> Task to carry out:
Pick out the lines containing "解除申請".
--- begin Available records ---
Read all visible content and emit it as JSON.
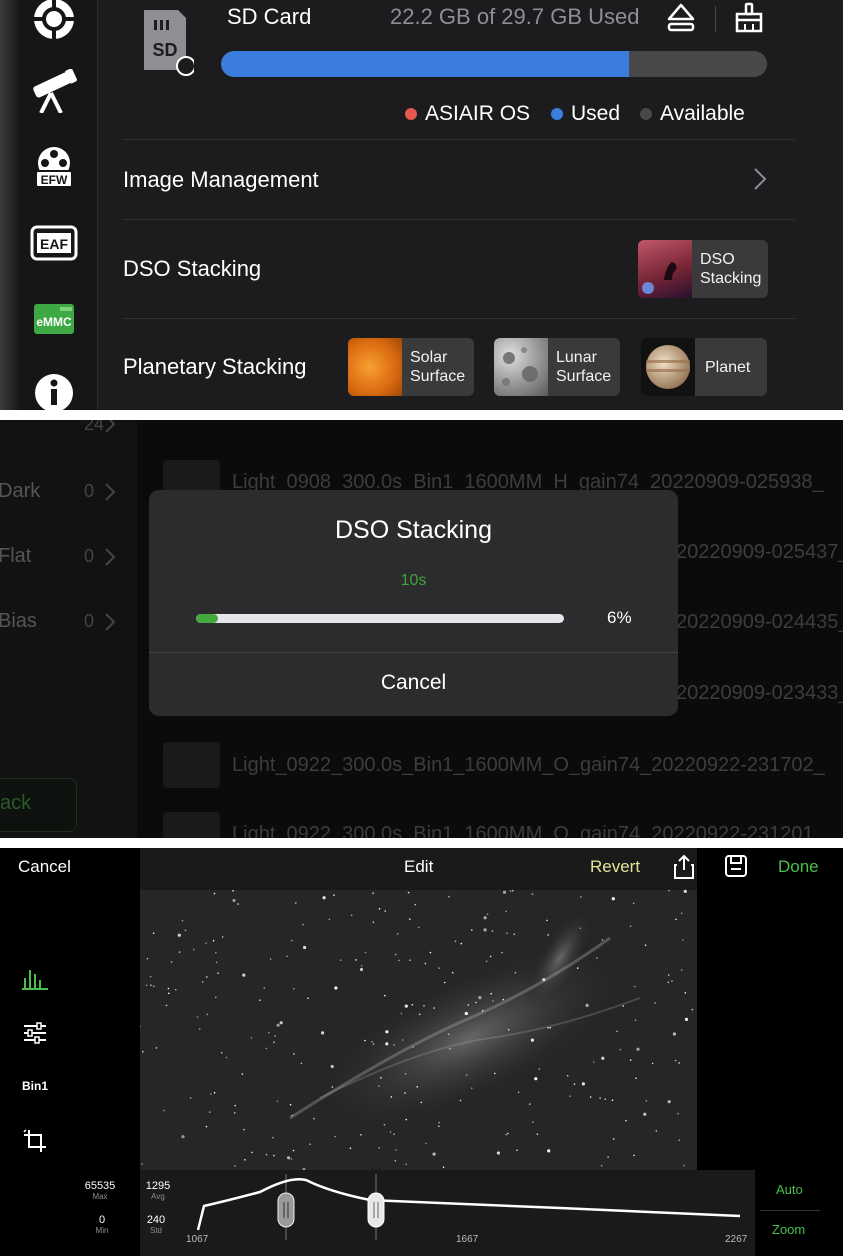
{
  "panel1": {
    "sd_card": {
      "badge_text": "SD",
      "title": "SD Card",
      "usage_text": "22.2 GB of 29.7 GB Used",
      "used_fraction": 0.747
    },
    "legend": [
      {
        "label": "ASIAIR OS",
        "color": "#e5574f"
      },
      {
        "label": "Used",
        "color": "#3b7ddd"
      },
      {
        "label": "Available",
        "color": "#48484a"
      }
    ],
    "sidebar_icons": {
      "efw": "EFW",
      "eaf": "EAF",
      "emmc": "eMMC"
    },
    "rows": {
      "image_management": "Image Management",
      "dso_stacking": "DSO Stacking",
      "planetary_stacking": "Planetary Stacking"
    },
    "tiles": {
      "dso": "DSO Stacking",
      "solar": "Solar Surface",
      "lunar": "Lunar Surface",
      "planet": "Planet"
    }
  },
  "panel2": {
    "frames": [
      {
        "label": "",
        "count": "24"
      },
      {
        "label": "Dark",
        "count": "0"
      },
      {
        "label": "Flat",
        "count": "0"
      },
      {
        "label": "Bias",
        "count": "0"
      }
    ],
    "files": [
      "Light_0908_300.0s_Bin1_1600MM_H_gain74_20220909-025938_",
      "20220909-025437_",
      "20220909-024435_",
      "20220909-023433_",
      "Light_0922_300.0s_Bin1_1600MM_O_gain74_20220922-231702_",
      "Light_0922_300.0s_Bin1_1600MM_O_gain74_20220922-231201"
    ],
    "back_text": "ack",
    "dialog": {
      "title": "DSO Stacking",
      "time": "10s",
      "progress_fraction": 0.06,
      "progress_text": "6%",
      "cancel": "Cancel"
    }
  },
  "panel3": {
    "toolbar": {
      "cancel": "Cancel",
      "title": "Edit",
      "revert": "Revert",
      "done": "Done"
    },
    "tools": {
      "bin": "Bin1"
    },
    "stats": {
      "max_value": "65535",
      "max_label": "Max",
      "min_value": "0",
      "min_label": "Min",
      "avg_value": "1295",
      "avg_label": "Avg",
      "std_value": "240",
      "std_label": "Std"
    },
    "axis": {
      "left": "1067",
      "mid": "1667",
      "right": "2267"
    },
    "side_buttons": {
      "auto": "Auto",
      "zoom": "Zoom"
    },
    "colors": {
      "accent_green": "#4bbf4b",
      "revert_yellow": "#e6e49a"
    }
  }
}
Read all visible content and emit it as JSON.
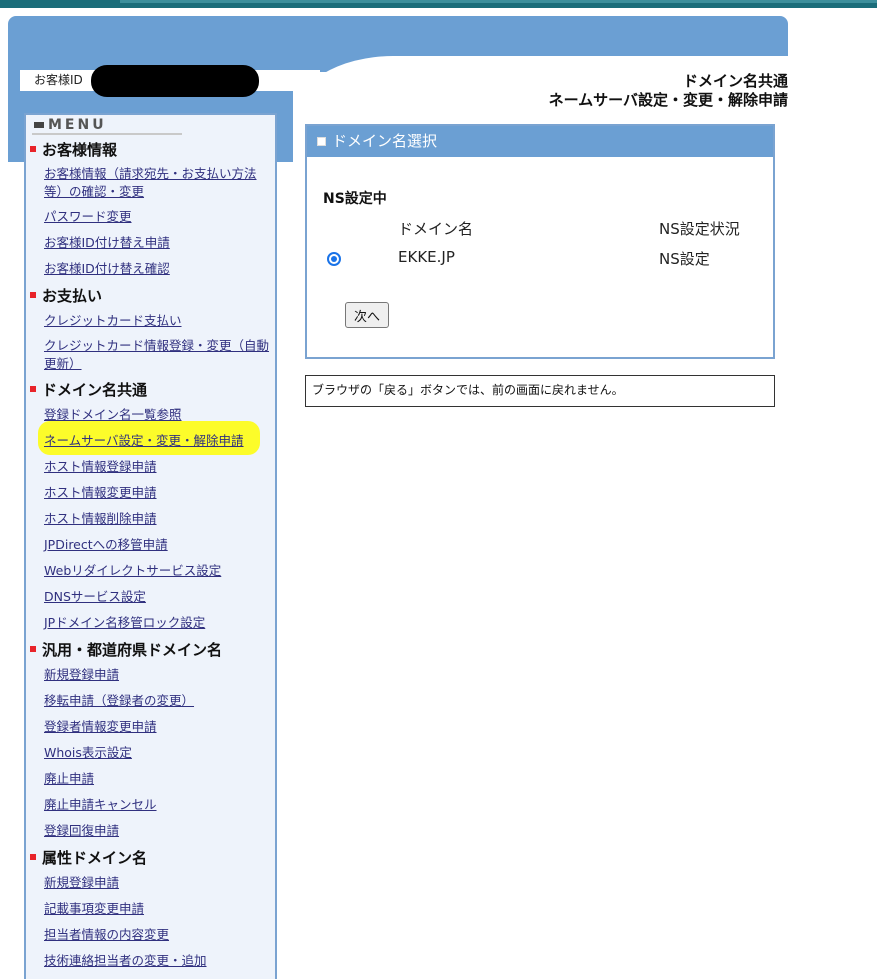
{
  "header": {
    "customer_id_label": "お客様ID",
    "title_line1": "ドメイン名共通",
    "title_line2": "ネームサーバ設定・変更・解除申請"
  },
  "menu": {
    "heading": "MENU",
    "sections": [
      {
        "label": "お客様情報",
        "items": [
          "お客様情報（請求宛先・お支払い方法等）の確認・変更",
          "パスワード変更",
          "お客様ID付け替え申請",
          "お客様ID付け替え確認"
        ]
      },
      {
        "label": "お支払い",
        "items": [
          "クレジットカード支払い",
          "クレジットカード情報登録・変更（自動更新）"
        ]
      },
      {
        "label": "ドメイン名共通",
        "items": [
          "登録ドメイン名一覧参照",
          "ネームサーバ設定・変更・解除申請",
          "ホスト情報登録申請",
          "ホスト情報変更申請",
          "ホスト情報削除申請",
          "JPDirectへの移管申請",
          "Webリダイレクトサービス設定",
          "DNSサービス設定",
          "JPドメイン名移管ロック設定"
        ]
      },
      {
        "label": "汎用・都道府県ドメイン名",
        "items": [
          "新規登録申請",
          "移転申請（登録者の変更）",
          "登録者情報変更申請",
          "Whois表示設定",
          "廃止申請",
          "廃止申請キャンセル",
          "登録回復申請"
        ]
      },
      {
        "label": "属性ドメイン名",
        "items": [
          "新規登録申請",
          "記載事項変更申請",
          "担当者情報の内容変更",
          "技術連絡担当者の変更・追加"
        ]
      }
    ]
  },
  "panel": {
    "title": "ドメイン名選択",
    "ns_label": "NS設定中",
    "col_domain": "ドメイン名",
    "col_status": "NS設定状況",
    "row": {
      "domain": "EKKE.JP",
      "status": "NS設定",
      "selected": true
    },
    "next_button": "次へ"
  },
  "notice": "ブラウザの「戻る」ボタンでは、前の画面に戻れません。",
  "colors": {
    "accent": "#6b9fd3",
    "topbar": "#1b6d7a",
    "highlight": "#fcfc2a",
    "link": "#30307f",
    "bullet": "#e8232a"
  }
}
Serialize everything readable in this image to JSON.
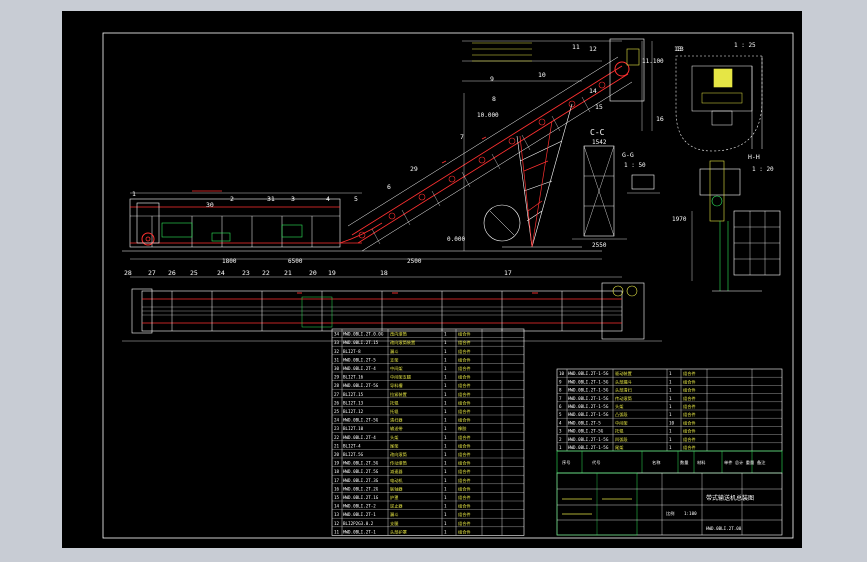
{
  "view": {
    "section_cc": "C-C",
    "section_gg": "G-G",
    "section_hh": "H-H",
    "detail_13": "13",
    "scale_detail": "1 : 25",
    "scale_gg": "1 : 50",
    "scale_hh": "1 : 20",
    "scale_cc": "1 : 20"
  },
  "elevations": [
    "11.100",
    "10.000",
    "0.000"
  ],
  "part_numbers_top": [
    "1",
    "2",
    "3",
    "4",
    "5",
    "6",
    "7",
    "8",
    "9",
    "10",
    "11",
    "12",
    "13",
    "14",
    "15",
    "16",
    "29",
    "30",
    "31"
  ],
  "part_numbers_bottom": [
    "28",
    "27",
    "26",
    "25",
    "24",
    "23",
    "22",
    "21",
    "20",
    "19",
    "18",
    "17"
  ],
  "dims": [
    "2550",
    "2500",
    "1800",
    "1542",
    "6500",
    "1970"
  ],
  "bom_left": [
    {
      "no": "34",
      "code": "HWD.0BLI.2T.0.0G",
      "name": "改向滚筒",
      "qty": "1",
      "mat": "组合件"
    },
    {
      "no": "33",
      "code": "HWD.0BLI.2T.15",
      "name": "改向滚筒装置",
      "qty": "1",
      "mat": "组合件"
    },
    {
      "no": "32",
      "code": "BLI2T-8",
      "name": "漏斗",
      "qty": "1",
      "mat": "组合件"
    },
    {
      "no": "31",
      "code": "HWD.0BLI.2T-5",
      "name": "支架",
      "qty": "1",
      "mat": "组合件"
    },
    {
      "no": "30",
      "code": "HWD.0BLI.2T-4",
      "name": "中间架",
      "qty": "1",
      "mat": "组合件"
    },
    {
      "no": "29",
      "code": "BLI2T.16",
      "name": "中间架支腿",
      "qty": "1",
      "mat": "组合件"
    },
    {
      "no": "28",
      "code": "HWD.0BLI.2T-5G",
      "name": "导料槽",
      "qty": "1",
      "mat": "组合件"
    },
    {
      "no": "27",
      "code": "BLI2T.15",
      "name": "拉紧装置",
      "qty": "1",
      "mat": "组合件"
    },
    {
      "no": "26",
      "code": "BLI2T.13",
      "name": "托辊",
      "qty": "1",
      "mat": "组合件"
    },
    {
      "no": "25",
      "code": "BLI2T.12",
      "name": "托辊",
      "qty": "1",
      "mat": "组合件"
    },
    {
      "no": "24",
      "code": "HWD.0BLI.2T-5G",
      "name": "清扫器",
      "qty": "1",
      "mat": "组合件"
    },
    {
      "no": "23",
      "code": "BLI2T.10",
      "name": "输送带",
      "qty": "1",
      "mat": "橡胶"
    },
    {
      "no": "22",
      "code": "HWD.0BLI.2T-4",
      "name": "头架",
      "qty": "1",
      "mat": "组合件"
    },
    {
      "no": "21",
      "code": "BLI2T-4",
      "name": "尾架",
      "qty": "1",
      "mat": "组合件"
    },
    {
      "no": "20",
      "code": "BLI2T.5G",
      "name": "改向滚筒",
      "qty": "1",
      "mat": "组合件"
    },
    {
      "no": "19",
      "code": "HWD.0BLI.2T.5G",
      "name": "传动滚筒",
      "qty": "1",
      "mat": "组合件"
    },
    {
      "no": "18",
      "code": "HWD.0BLI.2T.5G",
      "name": "减速器",
      "qty": "1",
      "mat": "组合件"
    },
    {
      "no": "17",
      "code": "HWD.0BLI.2T.3G",
      "name": "电动机",
      "qty": "1",
      "mat": "组合件"
    },
    {
      "no": "16",
      "code": "HWD.0BLI.2T.2G",
      "name": "联轴器",
      "qty": "1",
      "mat": "组合件"
    },
    {
      "no": "15",
      "code": "HWD.0BLI.2T.1G",
      "name": "护罩",
      "qty": "1",
      "mat": "组合件"
    },
    {
      "no": "14",
      "code": "HWD.0BLI.2T-2",
      "name": "逆止器",
      "qty": "1",
      "mat": "组合件"
    },
    {
      "no": "13",
      "code": "HWD.0BLI.2T-1",
      "name": "漏斗",
      "qty": "1",
      "mat": "组合件"
    },
    {
      "no": "12",
      "code": "BLI2P2G3.0.2",
      "name": "支腿",
      "qty": "1",
      "mat": "组合件"
    },
    {
      "no": "11",
      "code": "HWD.0BLI.2T-1",
      "name": "头部护罩",
      "qty": "1",
      "mat": "组合件"
    }
  ],
  "bom_right": [
    {
      "no": "10",
      "code": "HWD.0BLI.2T-1-5G",
      "name": "驱动装置",
      "qty": "1",
      "mat": "组合件"
    },
    {
      "no": "9",
      "code": "HWD.0BLI.2T-1-5G",
      "name": "头部漏斗",
      "qty": "1",
      "mat": "组合件"
    },
    {
      "no": "8",
      "code": "HWD.0BLI.2T-1-5G",
      "name": "头部清扫",
      "qty": "1",
      "mat": "组合件"
    },
    {
      "no": "7",
      "code": "HWD.0BLI.2T-1-5G",
      "name": "传动滚筒",
      "qty": "1",
      "mat": "组合件"
    },
    {
      "no": "6",
      "code": "HWD.0BLI.2T-1-5G",
      "name": "头架",
      "qty": "1",
      "mat": "组合件"
    },
    {
      "no": "5",
      "code": "HWD.0BLI.2T-1-5G",
      "name": "凸弧段",
      "qty": "1",
      "mat": "组合件"
    },
    {
      "no": "4",
      "code": "HWD.0BLI.2T-5",
      "name": "中间架",
      "qty": "10",
      "mat": "组合件"
    },
    {
      "no": "3",
      "code": "HWD.0BLI.2T-5G",
      "name": "托辊",
      "qty": "1",
      "mat": "组合件"
    },
    {
      "no": "2",
      "code": "HWD.0BLI.2T-1-5G",
      "name": "凹弧段",
      "qty": "1",
      "mat": "组合件"
    },
    {
      "no": "1",
      "code": "HWD.0BLI.2T-1-5G",
      "name": "尾架",
      "qty": "1",
      "mat": "组合件"
    }
  ],
  "bom_header": {
    "no": "序号",
    "code": "代号",
    "name": "名称",
    "qty": "数量",
    "mat": "材料",
    "mass": "单件 总计 重量",
    "remark": "备注"
  },
  "title_block": {
    "drawing_title": "带式输送机总装图",
    "scale_label": "比例",
    "scale_value": "1:100",
    "drawing_no": "HWD.0BLI.2T.00"
  }
}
--- end Available records ---
> Written answer:
    "title_line2": "ネームサーバ設定・変更・解除申請"
          "ネームサーバ設定・変更・解除申請",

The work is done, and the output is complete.